--- START ---
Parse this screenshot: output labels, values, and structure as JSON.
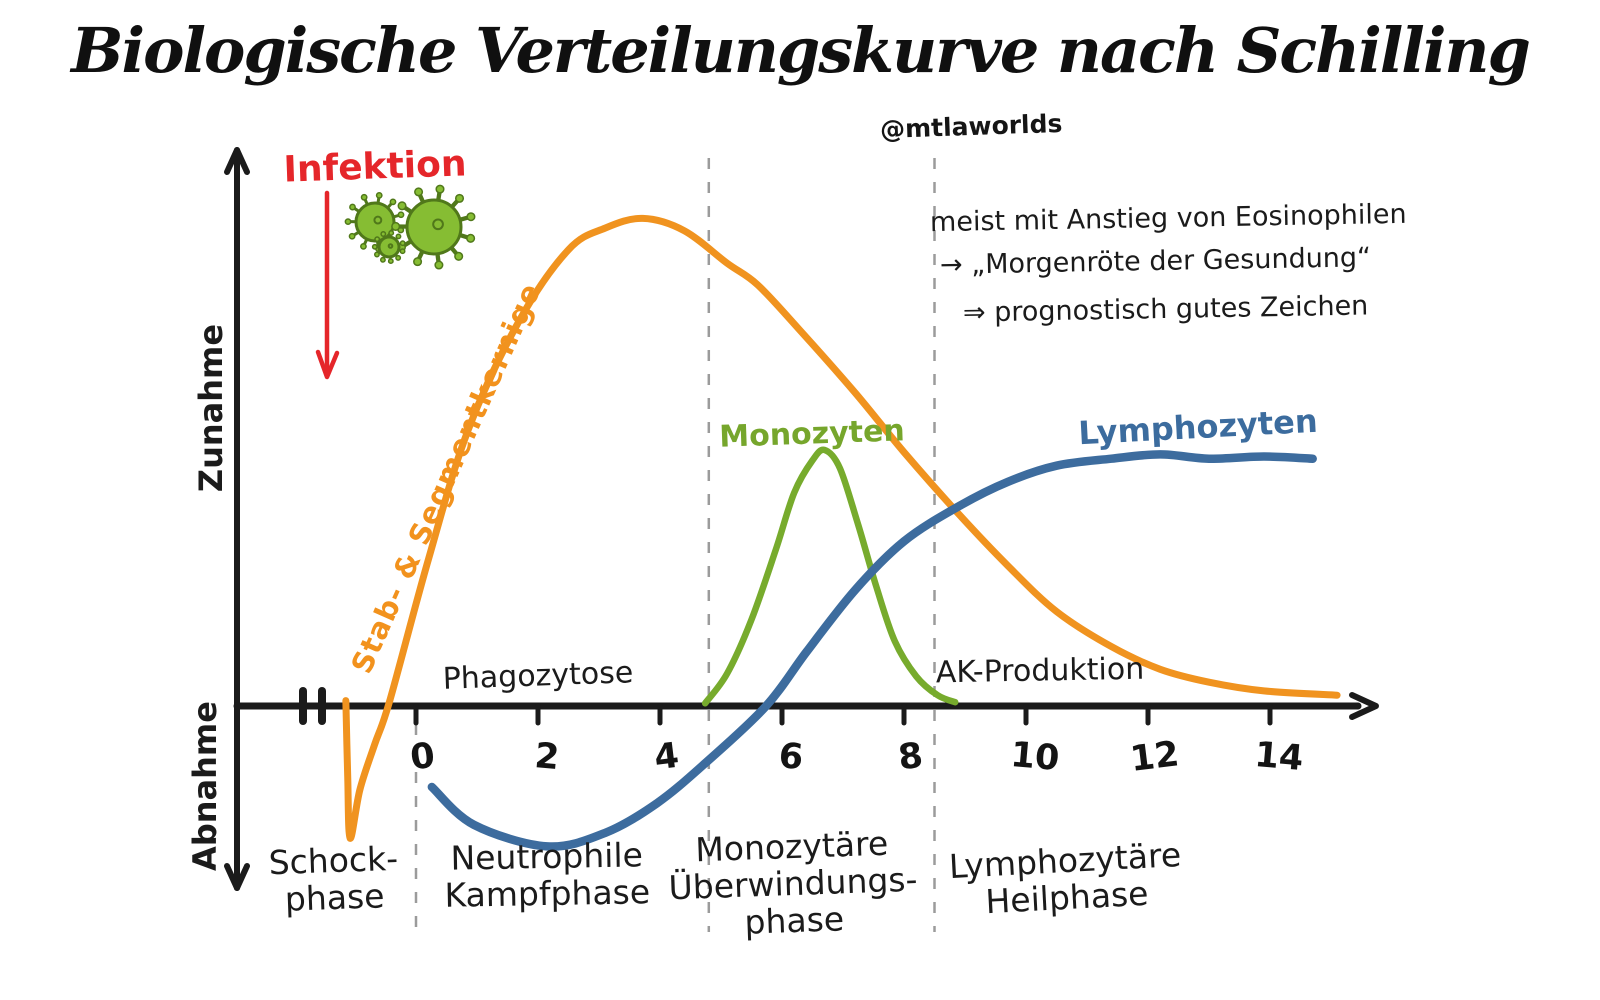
{
  "title": "Biologische Verteilungskurve nach Schilling",
  "credit": "@mtlaworlds",
  "colors": {
    "neutrophils_orange": "#f0931f",
    "monocytes_green": "#77ab2d",
    "lymphocytes_blue": "#3d6c9e",
    "infection_red": "#e5262a",
    "ink_black": "#1b1b1b",
    "divider_gray": "#9b9b9b",
    "virus_body_green": "#86bd33",
    "virus_outline_green": "#50781a"
  },
  "infection": {
    "label": "Infektion",
    "virus_icon_count": 3
  },
  "y_axis": {
    "top_label": "Zunahme",
    "bottom_label": "Abnahme"
  },
  "annotations": {
    "phagozytose": "Phagozytose",
    "ak_produktion": "AK-Produktion",
    "note_lines": [
      "meist mit Anstieg von Eosinophilen",
      "→ „Morgenröte der Gesundung“",
      "⇒ prognostisch gutes Zeichen"
    ]
  },
  "phases": [
    {
      "lines": [
        "Schock-",
        "phase"
      ]
    },
    {
      "lines": [
        "Neutrophile",
        "Kampfphase"
      ]
    },
    {
      "lines": [
        "Monozytäre",
        "Überwindungs-",
        "phase"
      ]
    },
    {
      "lines": [
        "Lymphozytäre",
        "Heilphase"
      ]
    }
  ],
  "chart_data": {
    "type": "line",
    "title": "Biologische Verteilungskurve nach Schilling",
    "xlabel": "",
    "ylabel_positive": "Zunahme",
    "ylabel_negative": "Abnahme",
    "x_ticks": [
      0,
      2,
      4,
      6,
      8,
      10,
      12,
      14
    ],
    "x_range": [
      -2,
      15.8
    ],
    "y_range": [
      -3.2,
      10.3
    ],
    "grid": false,
    "legend_position": "labels-on-curves",
    "phase_boundaries_x": [
      0,
      4.8,
      8.5
    ],
    "series": [
      {
        "id": "stab_segmentkernige",
        "name": "Stab- & Segmentkernige",
        "color": "#f0931f",
        "points": [
          [
            -1.15,
            0.1
          ],
          [
            -1.12,
            -1.3
          ],
          [
            -1.08,
            -2.45
          ],
          [
            -0.92,
            -1.55
          ],
          [
            -0.68,
            -0.72
          ],
          [
            -0.43,
            0.1
          ],
          [
            0.2,
            2.7
          ],
          [
            0.85,
            5.1
          ],
          [
            1.7,
            7.15
          ],
          [
            2.5,
            8.45
          ],
          [
            3.1,
            8.85
          ],
          [
            3.72,
            9.03
          ],
          [
            4.4,
            8.8
          ],
          [
            5.1,
            8.2
          ],
          [
            5.6,
            7.8
          ],
          [
            6.3,
            6.95
          ],
          [
            7.2,
            5.8
          ],
          [
            8.0,
            4.7
          ],
          [
            8.9,
            3.55
          ],
          [
            9.7,
            2.6
          ],
          [
            10.5,
            1.75
          ],
          [
            11.4,
            1.1
          ],
          [
            12.2,
            0.68
          ],
          [
            13.0,
            0.44
          ],
          [
            13.9,
            0.28
          ],
          [
            15.1,
            0.2
          ]
        ]
      },
      {
        "id": "monozyten",
        "name": "Monozyten",
        "color": "#77ab2d",
        "points": [
          [
            4.74,
            0.05
          ],
          [
            5.1,
            0.6
          ],
          [
            5.5,
            1.6
          ],
          [
            5.9,
            2.9
          ],
          [
            6.2,
            3.95
          ],
          [
            6.5,
            4.55
          ],
          [
            6.7,
            4.74
          ],
          [
            6.95,
            4.4
          ],
          [
            7.25,
            3.35
          ],
          [
            7.55,
            2.2
          ],
          [
            7.85,
            1.2
          ],
          [
            8.2,
            0.55
          ],
          [
            8.55,
            0.2
          ],
          [
            8.84,
            0.07
          ]
        ]
      },
      {
        "id": "lymphozyten",
        "name": "Lymphozyten",
        "color": "#3d6c9e",
        "points": [
          [
            0.26,
            -1.5
          ],
          [
            0.95,
            -2.2
          ],
          [
            2.15,
            -2.6
          ],
          [
            3.1,
            -2.35
          ],
          [
            3.95,
            -1.8
          ],
          [
            4.75,
            -1.05
          ],
          [
            5.74,
            0.0
          ],
          [
            6.4,
            1.0
          ],
          [
            7.2,
            2.15
          ],
          [
            8.0,
            3.05
          ],
          [
            8.9,
            3.7
          ],
          [
            9.7,
            4.15
          ],
          [
            10.5,
            4.45
          ],
          [
            11.4,
            4.58
          ],
          [
            12.2,
            4.66
          ],
          [
            13.0,
            4.58
          ],
          [
            13.9,
            4.62
          ],
          [
            14.7,
            4.58
          ]
        ]
      }
    ]
  }
}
--- END ---
What needs to be done
Exclude the pictures and give back the rest of the data above exactly as written.

Answer to this task
Parse this screenshot: output labels, values, and structure as JSON.
{
  "title": "Biologische Verteilungskurve nach Schilling",
  "credit": "@mtlaworlds",
  "colors": {
    "neutrophils_orange": "#f0931f",
    "monocytes_green": "#77ab2d",
    "lymphocytes_blue": "#3d6c9e",
    "infection_red": "#e5262a",
    "ink_black": "#1b1b1b",
    "divider_gray": "#9b9b9b",
    "virus_body_green": "#86bd33",
    "virus_outline_green": "#50781a"
  },
  "infection": {
    "label": "Infektion",
    "virus_icon_count": 3
  },
  "y_axis": {
    "top_label": "Zunahme",
    "bottom_label": "Abnahme"
  },
  "annotations": {
    "phagozytose": "Phagozytose",
    "ak_produktion": "AK-Produktion",
    "note_lines": [
      "meist mit Anstieg von Eosinophilen",
      "→ „Morgenröte der Gesundung“",
      "⇒ prognostisch gutes Zeichen"
    ]
  },
  "phases": [
    {
      "lines": [
        "Schock-",
        "phase"
      ]
    },
    {
      "lines": [
        "Neutrophile",
        "Kampfphase"
      ]
    },
    {
      "lines": [
        "Monozytäre",
        "Überwindungs-",
        "phase"
      ]
    },
    {
      "lines": [
        "Lymphozytäre",
        "Heilphase"
      ]
    }
  ],
  "chart_data": {
    "type": "line",
    "title": "Biologische Verteilungskurve nach Schilling",
    "xlabel": "",
    "ylabel_positive": "Zunahme",
    "ylabel_negative": "Abnahme",
    "x_ticks": [
      0,
      2,
      4,
      6,
      8,
      10,
      12,
      14
    ],
    "x_range": [
      -2,
      15.8
    ],
    "y_range": [
      -3.2,
      10.3
    ],
    "grid": false,
    "legend_position": "labels-on-curves",
    "phase_boundaries_x": [
      0,
      4.8,
      8.5
    ],
    "series": [
      {
        "id": "stab_segmentkernige",
        "name": "Stab- & Segmentkernige",
        "color": "#f0931f",
        "points": [
          [
            -1.15,
            0.1
          ],
          [
            -1.12,
            -1.3
          ],
          [
            -1.08,
            -2.45
          ],
          [
            -0.92,
            -1.55
          ],
          [
            -0.68,
            -0.72
          ],
          [
            -0.43,
            0.1
          ],
          [
            0.2,
            2.7
          ],
          [
            0.85,
            5.1
          ],
          [
            1.7,
            7.15
          ],
          [
            2.5,
            8.45
          ],
          [
            3.1,
            8.85
          ],
          [
            3.72,
            9.03
          ],
          [
            4.4,
            8.8
          ],
          [
            5.1,
            8.2
          ],
          [
            5.6,
            7.8
          ],
          [
            6.3,
            6.95
          ],
          [
            7.2,
            5.8
          ],
          [
            8.0,
            4.7
          ],
          [
            8.9,
            3.55
          ],
          [
            9.7,
            2.6
          ],
          [
            10.5,
            1.75
          ],
          [
            11.4,
            1.1
          ],
          [
            12.2,
            0.68
          ],
          [
            13.0,
            0.44
          ],
          [
            13.9,
            0.28
          ],
          [
            15.1,
            0.2
          ]
        ]
      },
      {
        "id": "monozyten",
        "name": "Monozyten",
        "color": "#77ab2d",
        "points": [
          [
            4.74,
            0.05
          ],
          [
            5.1,
            0.6
          ],
          [
            5.5,
            1.6
          ],
          [
            5.9,
            2.9
          ],
          [
            6.2,
            3.95
          ],
          [
            6.5,
            4.55
          ],
          [
            6.7,
            4.74
          ],
          [
            6.95,
            4.4
          ],
          [
            7.25,
            3.35
          ],
          [
            7.55,
            2.2
          ],
          [
            7.85,
            1.2
          ],
          [
            8.2,
            0.55
          ],
          [
            8.55,
            0.2
          ],
          [
            8.84,
            0.07
          ]
        ]
      },
      {
        "id": "lymphozyten",
        "name": "Lymphozyten",
        "color": "#3d6c9e",
        "points": [
          [
            0.26,
            -1.5
          ],
          [
            0.95,
            -2.2
          ],
          [
            2.15,
            -2.6
          ],
          [
            3.1,
            -2.35
          ],
          [
            3.95,
            -1.8
          ],
          [
            4.75,
            -1.05
          ],
          [
            5.74,
            0.0
          ],
          [
            6.4,
            1.0
          ],
          [
            7.2,
            2.15
          ],
          [
            8.0,
            3.05
          ],
          [
            8.9,
            3.7
          ],
          [
            9.7,
            4.15
          ],
          [
            10.5,
            4.45
          ],
          [
            11.4,
            4.58
          ],
          [
            12.2,
            4.66
          ],
          [
            13.0,
            4.58
          ],
          [
            13.9,
            4.62
          ],
          [
            14.7,
            4.58
          ]
        ]
      }
    ]
  }
}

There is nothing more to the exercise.